start Data listing

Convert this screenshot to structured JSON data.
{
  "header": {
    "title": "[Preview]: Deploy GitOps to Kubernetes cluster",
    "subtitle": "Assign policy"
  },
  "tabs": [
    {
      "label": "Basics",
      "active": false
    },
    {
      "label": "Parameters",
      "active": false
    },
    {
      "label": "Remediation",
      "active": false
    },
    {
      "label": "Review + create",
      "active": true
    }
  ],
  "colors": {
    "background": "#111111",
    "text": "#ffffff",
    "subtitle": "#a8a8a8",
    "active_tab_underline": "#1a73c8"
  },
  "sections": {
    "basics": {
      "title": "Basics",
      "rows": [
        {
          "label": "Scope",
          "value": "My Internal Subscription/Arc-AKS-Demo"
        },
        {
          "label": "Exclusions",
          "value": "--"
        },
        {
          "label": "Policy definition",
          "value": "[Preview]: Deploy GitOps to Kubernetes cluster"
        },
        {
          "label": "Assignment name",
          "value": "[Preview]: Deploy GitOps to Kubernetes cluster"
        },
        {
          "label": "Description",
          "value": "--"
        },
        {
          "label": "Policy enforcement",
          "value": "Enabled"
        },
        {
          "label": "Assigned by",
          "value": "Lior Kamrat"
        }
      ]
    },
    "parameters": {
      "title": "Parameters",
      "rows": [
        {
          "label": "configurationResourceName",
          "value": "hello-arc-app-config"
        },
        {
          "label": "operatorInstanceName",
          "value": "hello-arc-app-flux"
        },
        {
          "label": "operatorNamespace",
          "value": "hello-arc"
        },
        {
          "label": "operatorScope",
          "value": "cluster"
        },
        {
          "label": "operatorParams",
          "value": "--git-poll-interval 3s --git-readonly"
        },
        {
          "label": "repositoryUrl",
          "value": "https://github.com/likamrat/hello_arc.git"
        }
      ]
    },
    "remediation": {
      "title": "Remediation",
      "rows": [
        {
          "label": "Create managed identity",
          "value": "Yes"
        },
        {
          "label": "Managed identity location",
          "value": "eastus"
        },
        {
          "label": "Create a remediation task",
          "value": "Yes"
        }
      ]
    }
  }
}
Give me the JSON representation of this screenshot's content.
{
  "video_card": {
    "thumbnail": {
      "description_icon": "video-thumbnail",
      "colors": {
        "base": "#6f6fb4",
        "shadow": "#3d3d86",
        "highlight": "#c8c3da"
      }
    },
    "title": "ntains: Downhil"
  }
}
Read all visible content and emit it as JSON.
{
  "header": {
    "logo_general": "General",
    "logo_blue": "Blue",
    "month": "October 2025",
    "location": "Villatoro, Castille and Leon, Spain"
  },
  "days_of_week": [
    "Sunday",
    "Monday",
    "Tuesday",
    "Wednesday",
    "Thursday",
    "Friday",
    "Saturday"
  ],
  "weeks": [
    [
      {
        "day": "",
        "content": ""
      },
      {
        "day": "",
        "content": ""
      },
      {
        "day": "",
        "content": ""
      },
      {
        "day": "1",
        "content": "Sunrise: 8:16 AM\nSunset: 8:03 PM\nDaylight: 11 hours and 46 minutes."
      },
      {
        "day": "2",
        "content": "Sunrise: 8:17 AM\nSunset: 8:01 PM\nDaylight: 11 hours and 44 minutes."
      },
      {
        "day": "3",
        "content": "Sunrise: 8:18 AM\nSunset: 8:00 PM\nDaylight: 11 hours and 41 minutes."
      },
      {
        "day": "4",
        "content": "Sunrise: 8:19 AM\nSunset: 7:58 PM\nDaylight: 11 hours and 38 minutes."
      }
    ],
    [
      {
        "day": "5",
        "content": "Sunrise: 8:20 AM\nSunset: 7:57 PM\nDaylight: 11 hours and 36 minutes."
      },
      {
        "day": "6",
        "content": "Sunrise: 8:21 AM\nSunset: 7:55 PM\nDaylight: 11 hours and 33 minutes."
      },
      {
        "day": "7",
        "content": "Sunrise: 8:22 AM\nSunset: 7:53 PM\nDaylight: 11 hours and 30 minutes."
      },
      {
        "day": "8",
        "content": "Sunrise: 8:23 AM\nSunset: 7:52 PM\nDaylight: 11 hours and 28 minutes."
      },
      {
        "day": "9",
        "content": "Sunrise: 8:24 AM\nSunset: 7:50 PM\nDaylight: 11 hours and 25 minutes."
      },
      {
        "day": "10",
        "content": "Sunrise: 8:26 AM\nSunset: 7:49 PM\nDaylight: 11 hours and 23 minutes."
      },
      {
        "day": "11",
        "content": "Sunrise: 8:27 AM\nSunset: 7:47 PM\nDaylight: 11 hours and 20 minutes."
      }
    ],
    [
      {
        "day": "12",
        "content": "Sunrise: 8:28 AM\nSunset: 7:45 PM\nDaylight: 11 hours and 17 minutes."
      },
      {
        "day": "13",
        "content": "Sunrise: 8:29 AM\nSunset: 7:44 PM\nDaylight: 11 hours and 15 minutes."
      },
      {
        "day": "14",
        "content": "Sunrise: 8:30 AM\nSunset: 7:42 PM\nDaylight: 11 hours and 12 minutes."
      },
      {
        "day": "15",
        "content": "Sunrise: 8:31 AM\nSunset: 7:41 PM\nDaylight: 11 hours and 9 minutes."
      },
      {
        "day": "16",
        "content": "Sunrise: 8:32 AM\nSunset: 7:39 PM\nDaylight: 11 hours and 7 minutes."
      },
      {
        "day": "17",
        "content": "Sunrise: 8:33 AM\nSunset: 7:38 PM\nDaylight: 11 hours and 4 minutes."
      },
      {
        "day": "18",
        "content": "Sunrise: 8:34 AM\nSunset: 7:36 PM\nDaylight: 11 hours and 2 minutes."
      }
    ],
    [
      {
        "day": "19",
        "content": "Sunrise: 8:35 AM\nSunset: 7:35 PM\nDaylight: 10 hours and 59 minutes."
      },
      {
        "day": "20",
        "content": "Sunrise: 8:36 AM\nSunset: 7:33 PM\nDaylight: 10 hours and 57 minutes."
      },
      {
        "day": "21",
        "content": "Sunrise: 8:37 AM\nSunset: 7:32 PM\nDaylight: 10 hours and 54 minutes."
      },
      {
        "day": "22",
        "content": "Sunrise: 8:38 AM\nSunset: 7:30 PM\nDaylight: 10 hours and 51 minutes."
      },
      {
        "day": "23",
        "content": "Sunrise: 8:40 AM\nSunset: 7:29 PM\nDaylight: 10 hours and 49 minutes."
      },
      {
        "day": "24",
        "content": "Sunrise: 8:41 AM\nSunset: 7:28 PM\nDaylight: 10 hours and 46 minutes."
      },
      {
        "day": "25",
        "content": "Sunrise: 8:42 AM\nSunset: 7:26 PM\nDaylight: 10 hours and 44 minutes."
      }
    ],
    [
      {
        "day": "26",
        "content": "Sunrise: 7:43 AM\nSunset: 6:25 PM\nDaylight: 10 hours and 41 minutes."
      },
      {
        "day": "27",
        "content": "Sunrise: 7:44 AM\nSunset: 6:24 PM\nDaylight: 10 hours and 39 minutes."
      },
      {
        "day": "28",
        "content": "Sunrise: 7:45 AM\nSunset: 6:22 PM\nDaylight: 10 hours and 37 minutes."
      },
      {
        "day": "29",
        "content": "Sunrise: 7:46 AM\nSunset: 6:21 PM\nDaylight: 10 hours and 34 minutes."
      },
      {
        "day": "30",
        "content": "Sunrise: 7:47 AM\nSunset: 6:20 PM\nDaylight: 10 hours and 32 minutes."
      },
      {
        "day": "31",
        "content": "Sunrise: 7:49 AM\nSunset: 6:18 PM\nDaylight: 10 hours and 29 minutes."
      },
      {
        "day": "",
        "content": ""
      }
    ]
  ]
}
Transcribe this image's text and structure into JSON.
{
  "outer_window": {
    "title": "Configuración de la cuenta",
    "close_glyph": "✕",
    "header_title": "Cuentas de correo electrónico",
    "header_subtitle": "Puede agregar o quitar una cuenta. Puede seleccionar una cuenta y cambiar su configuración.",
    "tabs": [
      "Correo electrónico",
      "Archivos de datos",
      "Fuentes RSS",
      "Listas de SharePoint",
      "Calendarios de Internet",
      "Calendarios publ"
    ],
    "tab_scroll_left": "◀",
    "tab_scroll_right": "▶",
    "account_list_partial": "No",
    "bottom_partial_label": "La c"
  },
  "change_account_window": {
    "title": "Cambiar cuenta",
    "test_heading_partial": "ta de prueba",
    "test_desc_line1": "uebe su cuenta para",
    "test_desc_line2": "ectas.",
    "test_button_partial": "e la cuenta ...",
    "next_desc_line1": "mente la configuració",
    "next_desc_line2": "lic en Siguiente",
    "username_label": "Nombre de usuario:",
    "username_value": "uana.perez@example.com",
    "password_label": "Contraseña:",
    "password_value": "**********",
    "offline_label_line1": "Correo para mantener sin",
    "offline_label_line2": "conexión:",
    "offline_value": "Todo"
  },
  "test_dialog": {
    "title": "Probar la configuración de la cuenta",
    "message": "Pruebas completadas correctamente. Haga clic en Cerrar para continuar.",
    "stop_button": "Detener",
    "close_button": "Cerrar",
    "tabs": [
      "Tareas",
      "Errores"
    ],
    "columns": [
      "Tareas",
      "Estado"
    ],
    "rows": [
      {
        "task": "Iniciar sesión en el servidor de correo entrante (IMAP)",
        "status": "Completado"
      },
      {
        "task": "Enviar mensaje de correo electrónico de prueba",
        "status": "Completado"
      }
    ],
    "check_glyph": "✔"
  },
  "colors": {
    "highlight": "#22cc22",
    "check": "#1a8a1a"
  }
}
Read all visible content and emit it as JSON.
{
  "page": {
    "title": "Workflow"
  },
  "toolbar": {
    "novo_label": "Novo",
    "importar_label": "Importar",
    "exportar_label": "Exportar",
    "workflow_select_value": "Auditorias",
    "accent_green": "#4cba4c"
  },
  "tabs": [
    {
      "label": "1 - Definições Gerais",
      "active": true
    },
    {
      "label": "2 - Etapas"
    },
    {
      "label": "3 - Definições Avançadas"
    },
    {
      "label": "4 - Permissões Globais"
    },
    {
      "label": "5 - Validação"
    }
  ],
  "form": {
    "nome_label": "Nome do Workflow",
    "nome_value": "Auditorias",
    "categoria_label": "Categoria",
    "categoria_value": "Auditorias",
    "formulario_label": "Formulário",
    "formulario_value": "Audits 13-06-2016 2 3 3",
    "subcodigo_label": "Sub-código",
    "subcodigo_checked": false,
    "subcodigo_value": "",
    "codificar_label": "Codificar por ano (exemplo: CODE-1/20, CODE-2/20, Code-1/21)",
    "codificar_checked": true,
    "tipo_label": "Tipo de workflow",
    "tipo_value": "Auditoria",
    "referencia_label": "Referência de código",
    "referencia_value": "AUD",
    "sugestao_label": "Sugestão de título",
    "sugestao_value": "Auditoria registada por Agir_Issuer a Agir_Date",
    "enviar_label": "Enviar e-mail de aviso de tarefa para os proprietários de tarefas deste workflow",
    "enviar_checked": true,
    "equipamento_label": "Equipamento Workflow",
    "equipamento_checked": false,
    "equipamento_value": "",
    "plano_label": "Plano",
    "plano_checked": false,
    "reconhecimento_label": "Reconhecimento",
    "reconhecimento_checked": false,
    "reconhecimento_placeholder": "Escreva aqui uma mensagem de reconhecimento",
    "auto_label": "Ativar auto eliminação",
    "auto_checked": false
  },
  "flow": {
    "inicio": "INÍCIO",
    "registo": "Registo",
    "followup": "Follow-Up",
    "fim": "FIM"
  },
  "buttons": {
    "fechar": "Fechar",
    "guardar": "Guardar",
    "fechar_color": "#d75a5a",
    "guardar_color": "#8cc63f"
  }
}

end Data listing

Copy out every line that includes the word "false".

▶ [Solved exercise]
      "active": false
      "active": false
      "active": false
    "subcodigo_checked": false,
    "equipamento_checked": false,
    "plano_checked": false,
    "reconhecimento_checked": false,
    "auto_checked": false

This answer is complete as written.